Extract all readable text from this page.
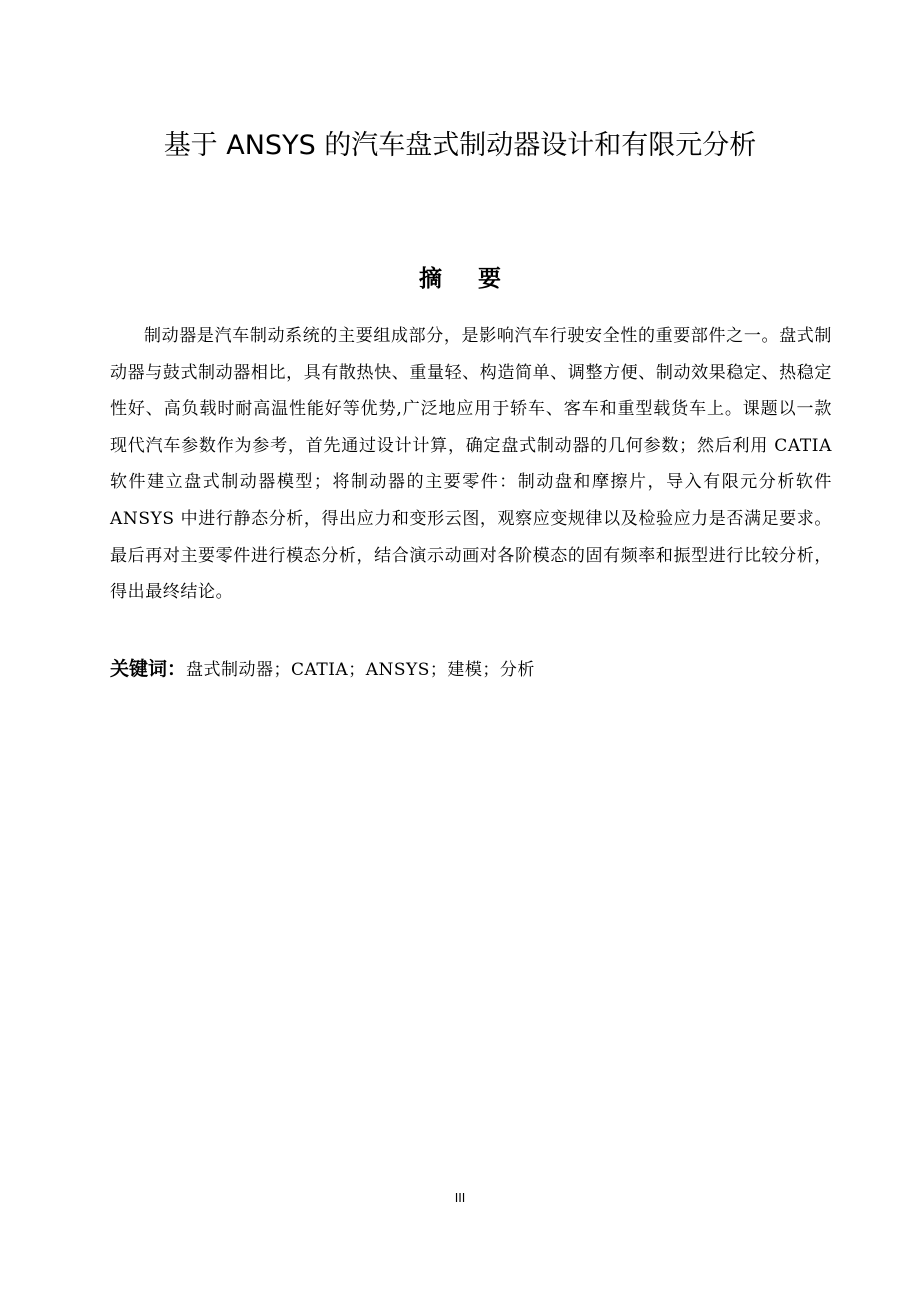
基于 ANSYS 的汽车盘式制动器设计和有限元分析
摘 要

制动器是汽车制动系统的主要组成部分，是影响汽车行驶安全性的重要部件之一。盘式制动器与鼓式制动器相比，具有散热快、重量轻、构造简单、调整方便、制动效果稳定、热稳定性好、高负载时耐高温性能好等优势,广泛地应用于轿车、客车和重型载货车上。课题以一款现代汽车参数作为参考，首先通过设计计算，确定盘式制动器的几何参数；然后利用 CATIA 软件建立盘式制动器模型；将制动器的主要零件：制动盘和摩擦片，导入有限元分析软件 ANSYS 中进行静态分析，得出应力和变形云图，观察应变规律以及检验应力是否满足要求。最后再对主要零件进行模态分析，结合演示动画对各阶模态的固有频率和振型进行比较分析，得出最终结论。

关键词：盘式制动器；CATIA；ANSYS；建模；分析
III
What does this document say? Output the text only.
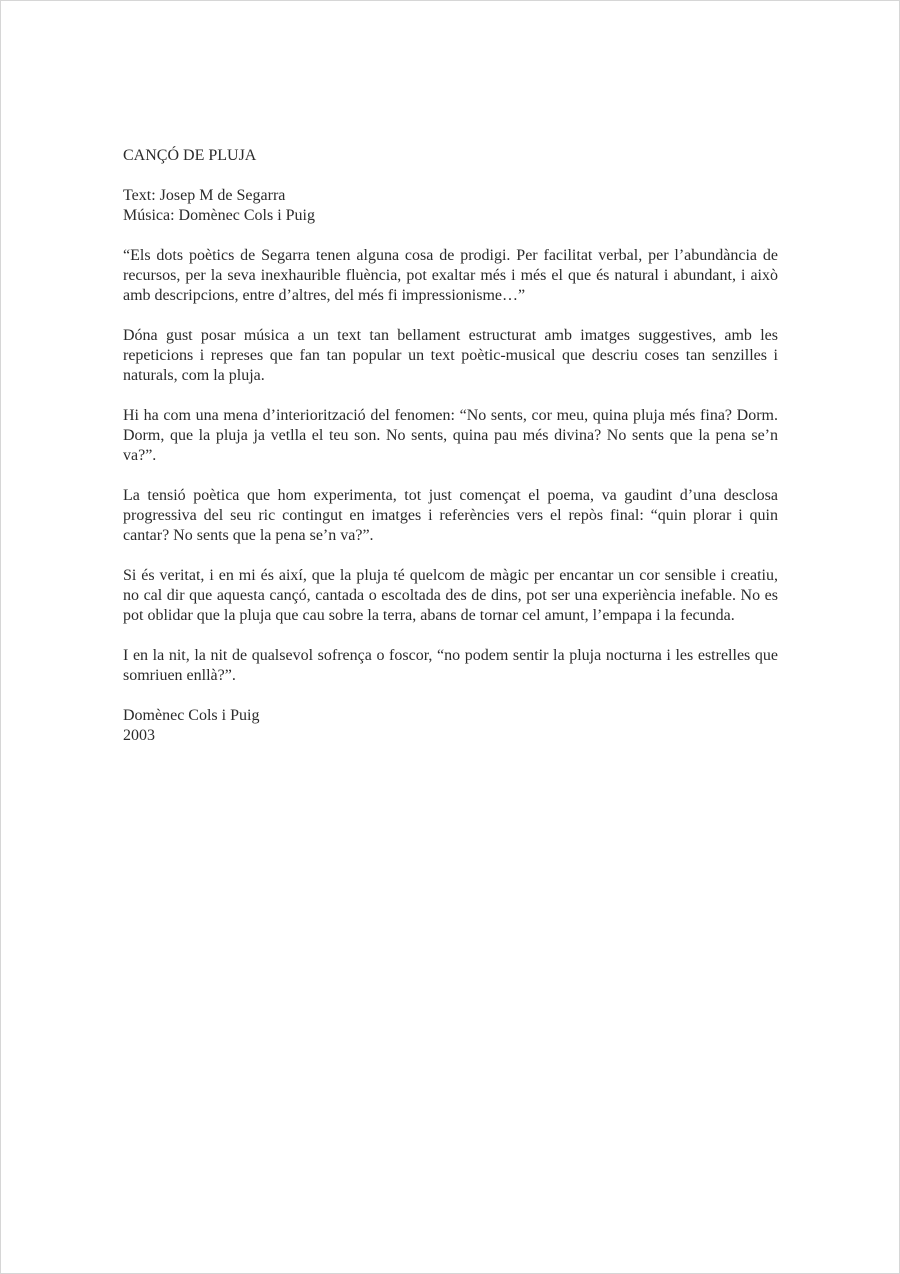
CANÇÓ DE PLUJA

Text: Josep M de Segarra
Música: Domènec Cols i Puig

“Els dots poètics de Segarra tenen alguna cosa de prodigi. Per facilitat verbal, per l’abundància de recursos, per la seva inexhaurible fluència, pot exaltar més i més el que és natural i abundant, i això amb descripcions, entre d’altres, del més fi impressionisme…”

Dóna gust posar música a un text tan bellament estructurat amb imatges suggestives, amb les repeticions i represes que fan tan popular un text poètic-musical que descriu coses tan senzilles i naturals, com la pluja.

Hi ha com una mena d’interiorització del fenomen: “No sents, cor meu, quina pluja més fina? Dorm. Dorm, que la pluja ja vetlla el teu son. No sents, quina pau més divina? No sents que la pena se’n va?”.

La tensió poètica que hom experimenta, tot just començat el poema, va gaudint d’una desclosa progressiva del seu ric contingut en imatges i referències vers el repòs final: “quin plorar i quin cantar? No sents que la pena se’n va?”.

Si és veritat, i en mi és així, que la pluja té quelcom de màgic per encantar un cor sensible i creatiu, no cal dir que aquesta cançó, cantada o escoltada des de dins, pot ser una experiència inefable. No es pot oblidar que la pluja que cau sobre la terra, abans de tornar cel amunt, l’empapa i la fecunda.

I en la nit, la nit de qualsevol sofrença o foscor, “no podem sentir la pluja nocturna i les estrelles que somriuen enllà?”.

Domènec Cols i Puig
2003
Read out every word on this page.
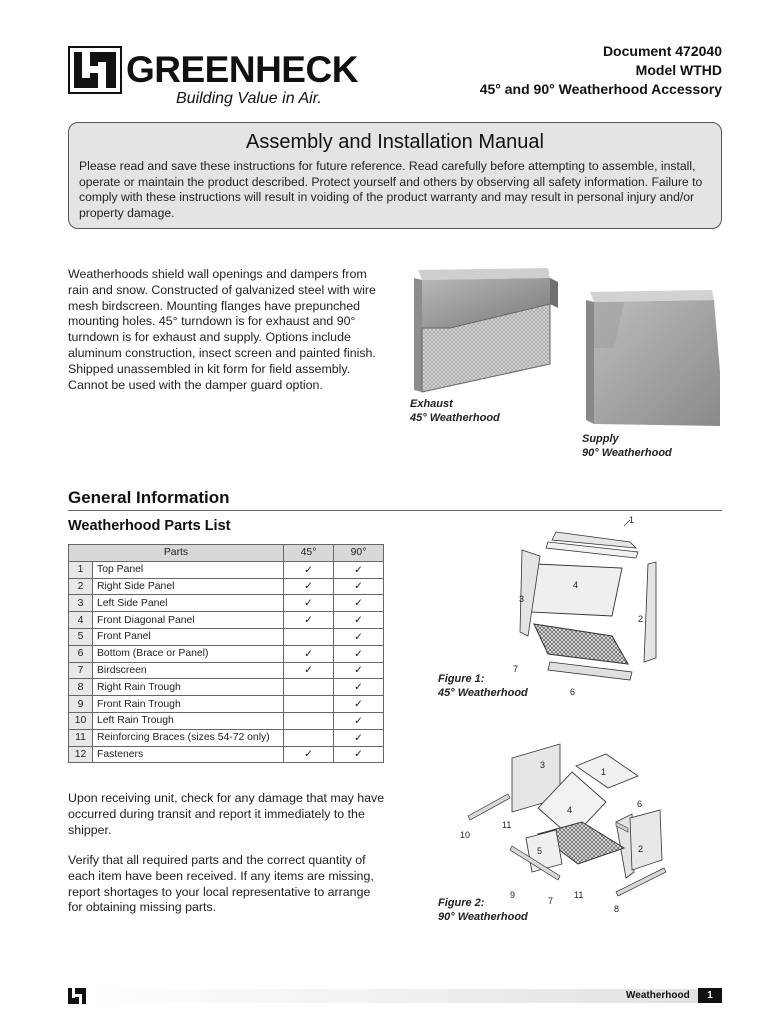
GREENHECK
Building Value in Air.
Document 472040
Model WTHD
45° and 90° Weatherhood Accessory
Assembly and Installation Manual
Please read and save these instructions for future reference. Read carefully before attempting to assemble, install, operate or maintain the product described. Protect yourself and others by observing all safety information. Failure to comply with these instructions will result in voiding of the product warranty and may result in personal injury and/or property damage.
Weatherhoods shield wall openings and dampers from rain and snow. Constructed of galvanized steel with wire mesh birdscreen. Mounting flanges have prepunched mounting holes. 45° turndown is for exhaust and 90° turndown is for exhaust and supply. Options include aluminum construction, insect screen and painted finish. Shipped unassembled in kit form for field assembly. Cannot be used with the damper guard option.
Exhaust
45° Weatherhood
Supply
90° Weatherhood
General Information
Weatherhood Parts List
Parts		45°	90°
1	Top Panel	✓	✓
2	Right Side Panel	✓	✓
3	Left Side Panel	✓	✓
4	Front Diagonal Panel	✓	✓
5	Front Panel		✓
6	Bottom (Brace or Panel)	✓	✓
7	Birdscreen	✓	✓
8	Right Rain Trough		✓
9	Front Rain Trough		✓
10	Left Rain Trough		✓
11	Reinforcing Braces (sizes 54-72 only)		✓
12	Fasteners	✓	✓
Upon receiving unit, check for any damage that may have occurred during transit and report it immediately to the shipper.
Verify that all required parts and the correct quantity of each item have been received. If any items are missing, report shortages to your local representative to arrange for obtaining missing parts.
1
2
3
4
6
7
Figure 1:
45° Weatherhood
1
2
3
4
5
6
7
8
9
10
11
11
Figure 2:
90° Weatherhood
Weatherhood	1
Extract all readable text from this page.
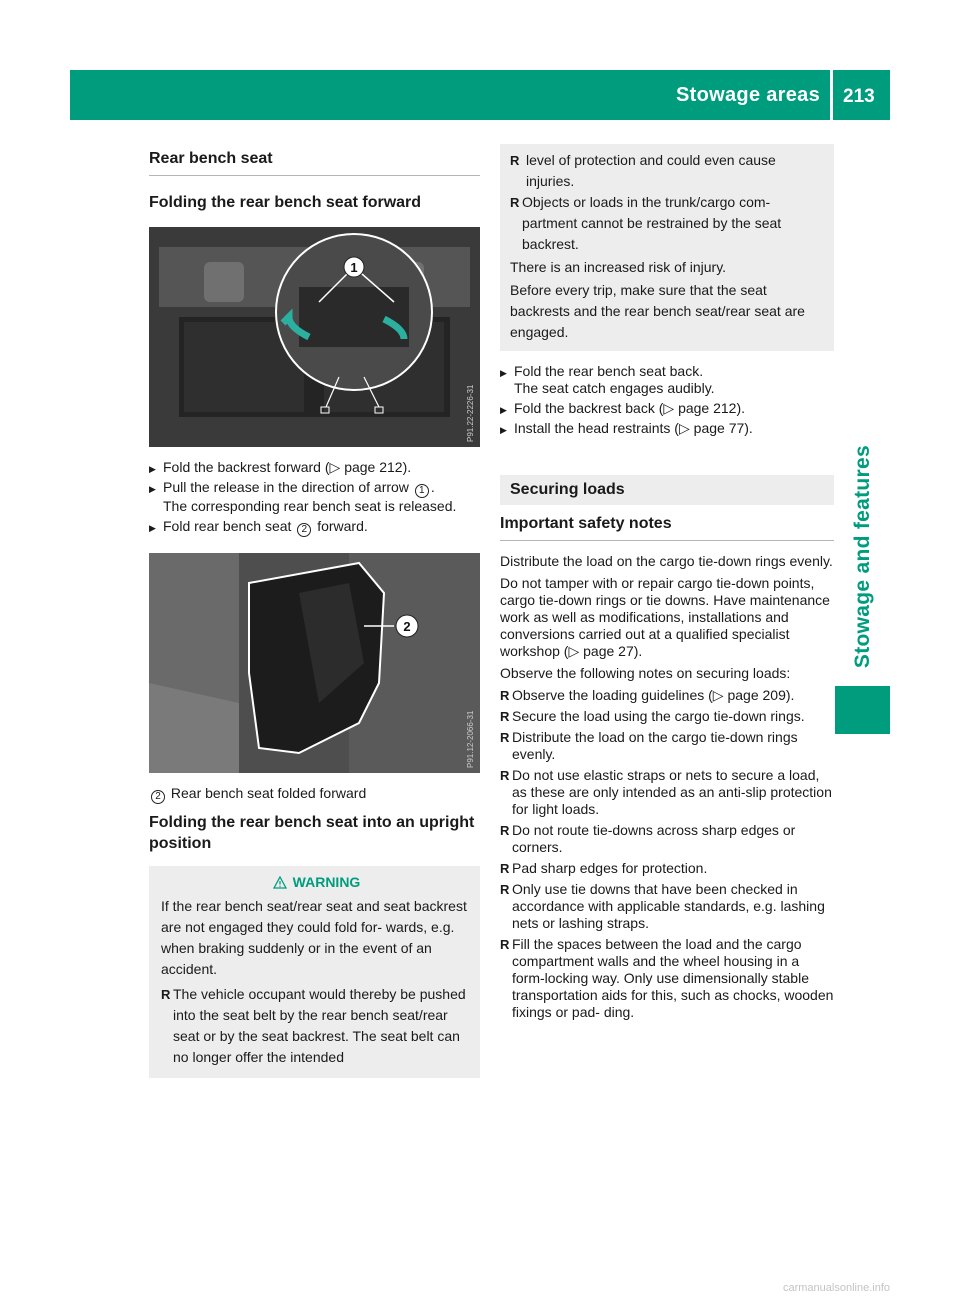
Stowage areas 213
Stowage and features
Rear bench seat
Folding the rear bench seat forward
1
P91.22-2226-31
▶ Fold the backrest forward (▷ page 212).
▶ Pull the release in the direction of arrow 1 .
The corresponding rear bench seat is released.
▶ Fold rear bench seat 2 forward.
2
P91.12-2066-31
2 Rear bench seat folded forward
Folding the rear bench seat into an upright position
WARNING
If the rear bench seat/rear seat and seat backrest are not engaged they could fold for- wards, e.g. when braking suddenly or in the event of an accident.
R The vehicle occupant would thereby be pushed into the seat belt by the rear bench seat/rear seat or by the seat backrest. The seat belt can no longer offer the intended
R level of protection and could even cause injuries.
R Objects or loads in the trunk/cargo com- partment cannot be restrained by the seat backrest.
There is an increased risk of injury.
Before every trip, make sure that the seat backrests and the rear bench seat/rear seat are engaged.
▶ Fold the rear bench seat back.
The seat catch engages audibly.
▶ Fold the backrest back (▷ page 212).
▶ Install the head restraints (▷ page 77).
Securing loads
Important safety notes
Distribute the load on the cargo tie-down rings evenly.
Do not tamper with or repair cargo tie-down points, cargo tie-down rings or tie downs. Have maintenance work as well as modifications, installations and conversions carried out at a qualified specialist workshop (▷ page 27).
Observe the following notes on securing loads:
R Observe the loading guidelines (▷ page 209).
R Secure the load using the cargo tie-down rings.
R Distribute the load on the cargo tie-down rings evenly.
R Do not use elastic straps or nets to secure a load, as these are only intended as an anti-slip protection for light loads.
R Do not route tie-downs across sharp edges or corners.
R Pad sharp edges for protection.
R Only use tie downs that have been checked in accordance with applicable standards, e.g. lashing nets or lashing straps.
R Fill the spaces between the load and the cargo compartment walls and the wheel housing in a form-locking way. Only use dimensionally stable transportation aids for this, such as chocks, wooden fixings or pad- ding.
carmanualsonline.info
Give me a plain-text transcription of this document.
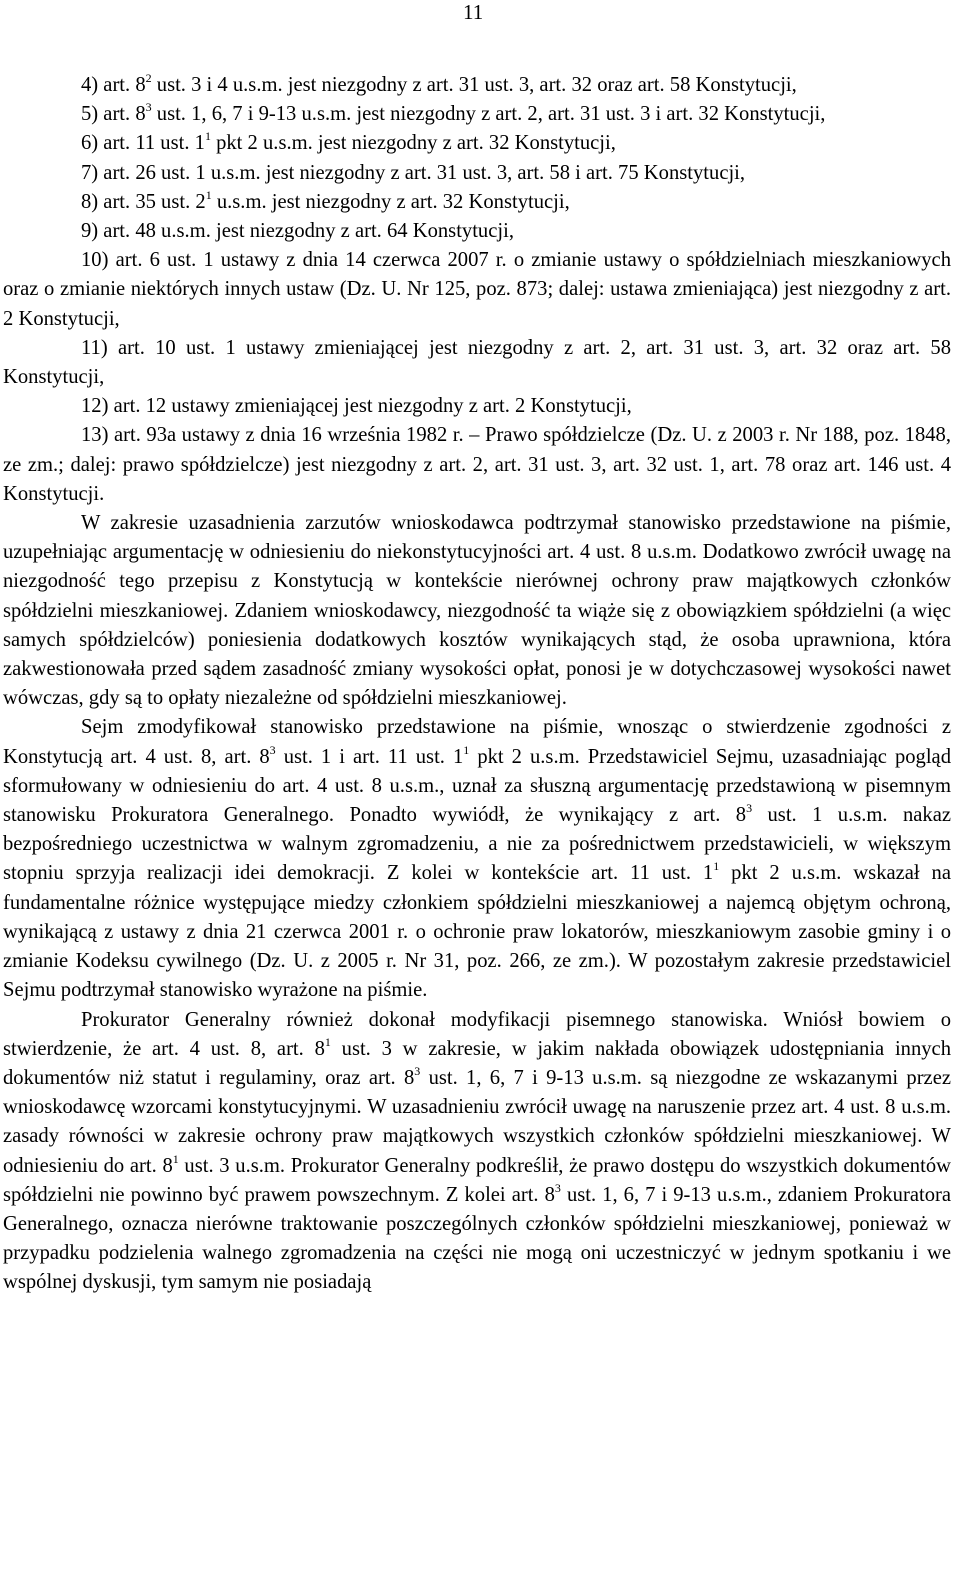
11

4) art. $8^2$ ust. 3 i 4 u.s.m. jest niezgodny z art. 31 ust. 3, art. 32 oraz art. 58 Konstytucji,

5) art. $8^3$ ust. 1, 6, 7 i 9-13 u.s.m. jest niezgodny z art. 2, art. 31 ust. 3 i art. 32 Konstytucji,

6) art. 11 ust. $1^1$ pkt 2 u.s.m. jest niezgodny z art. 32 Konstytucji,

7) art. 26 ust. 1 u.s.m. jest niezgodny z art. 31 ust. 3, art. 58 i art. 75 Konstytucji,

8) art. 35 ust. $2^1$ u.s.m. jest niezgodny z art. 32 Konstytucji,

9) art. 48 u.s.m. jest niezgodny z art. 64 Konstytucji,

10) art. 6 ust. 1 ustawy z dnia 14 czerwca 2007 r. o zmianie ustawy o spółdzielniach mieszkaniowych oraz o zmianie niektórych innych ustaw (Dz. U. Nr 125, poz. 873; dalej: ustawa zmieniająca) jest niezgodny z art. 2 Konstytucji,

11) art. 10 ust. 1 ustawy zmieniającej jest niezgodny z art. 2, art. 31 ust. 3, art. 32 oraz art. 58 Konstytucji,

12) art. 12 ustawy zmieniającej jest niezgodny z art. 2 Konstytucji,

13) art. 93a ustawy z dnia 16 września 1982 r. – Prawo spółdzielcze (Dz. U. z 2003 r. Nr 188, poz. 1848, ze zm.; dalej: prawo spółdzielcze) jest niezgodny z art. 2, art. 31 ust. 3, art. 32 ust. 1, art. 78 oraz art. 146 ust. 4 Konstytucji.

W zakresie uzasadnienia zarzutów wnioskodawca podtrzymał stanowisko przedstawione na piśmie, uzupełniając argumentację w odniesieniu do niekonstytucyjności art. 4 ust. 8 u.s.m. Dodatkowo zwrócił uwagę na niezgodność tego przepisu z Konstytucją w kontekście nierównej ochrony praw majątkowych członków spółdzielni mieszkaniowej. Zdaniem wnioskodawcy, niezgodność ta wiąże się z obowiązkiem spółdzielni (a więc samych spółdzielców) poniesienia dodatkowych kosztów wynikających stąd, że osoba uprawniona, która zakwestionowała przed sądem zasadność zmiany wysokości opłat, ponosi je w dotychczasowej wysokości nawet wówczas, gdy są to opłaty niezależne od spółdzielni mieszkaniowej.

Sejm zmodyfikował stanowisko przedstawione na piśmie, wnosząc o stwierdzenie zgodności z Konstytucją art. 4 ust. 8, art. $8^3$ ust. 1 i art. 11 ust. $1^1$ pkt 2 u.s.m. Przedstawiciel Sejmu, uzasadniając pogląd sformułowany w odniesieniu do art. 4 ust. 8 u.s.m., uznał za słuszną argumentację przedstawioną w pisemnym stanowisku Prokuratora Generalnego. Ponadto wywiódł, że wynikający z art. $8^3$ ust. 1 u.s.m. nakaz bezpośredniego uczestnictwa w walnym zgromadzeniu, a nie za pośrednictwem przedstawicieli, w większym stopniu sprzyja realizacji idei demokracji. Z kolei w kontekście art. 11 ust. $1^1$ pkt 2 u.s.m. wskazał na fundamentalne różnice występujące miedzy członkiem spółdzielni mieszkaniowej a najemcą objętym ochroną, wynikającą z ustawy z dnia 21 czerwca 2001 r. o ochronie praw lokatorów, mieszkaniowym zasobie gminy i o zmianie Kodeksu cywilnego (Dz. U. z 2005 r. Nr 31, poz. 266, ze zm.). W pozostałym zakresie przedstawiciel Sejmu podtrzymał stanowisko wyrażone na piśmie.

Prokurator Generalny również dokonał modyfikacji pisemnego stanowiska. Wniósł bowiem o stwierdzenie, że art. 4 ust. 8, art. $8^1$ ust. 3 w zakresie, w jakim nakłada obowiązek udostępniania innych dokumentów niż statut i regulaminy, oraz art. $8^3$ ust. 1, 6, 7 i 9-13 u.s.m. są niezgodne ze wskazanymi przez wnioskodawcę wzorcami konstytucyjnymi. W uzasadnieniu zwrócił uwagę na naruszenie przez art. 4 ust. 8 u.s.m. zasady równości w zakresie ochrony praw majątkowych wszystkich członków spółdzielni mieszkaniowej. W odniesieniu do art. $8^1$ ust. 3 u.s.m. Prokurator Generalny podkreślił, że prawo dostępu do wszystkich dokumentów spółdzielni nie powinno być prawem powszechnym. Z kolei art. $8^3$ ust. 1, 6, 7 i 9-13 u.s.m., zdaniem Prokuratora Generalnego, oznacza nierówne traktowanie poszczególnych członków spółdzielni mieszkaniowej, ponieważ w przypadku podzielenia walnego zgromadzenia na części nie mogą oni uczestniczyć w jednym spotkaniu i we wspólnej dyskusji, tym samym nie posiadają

-------------------------

Using the records above, select and copy every line that has the word "Segarra".

▸ **Finished task**
Text: Josep M de Segarra
“Els dots poètics de Segarra tenen alguna cosa de prodigi. Per facilitat verbal, per l’abundància de recursos, per la seva inexhaurible fluència, pot exaltar més i més el que és natural i abundant, i això amb descripcions, entre d’altres, del més fi impressionisme…”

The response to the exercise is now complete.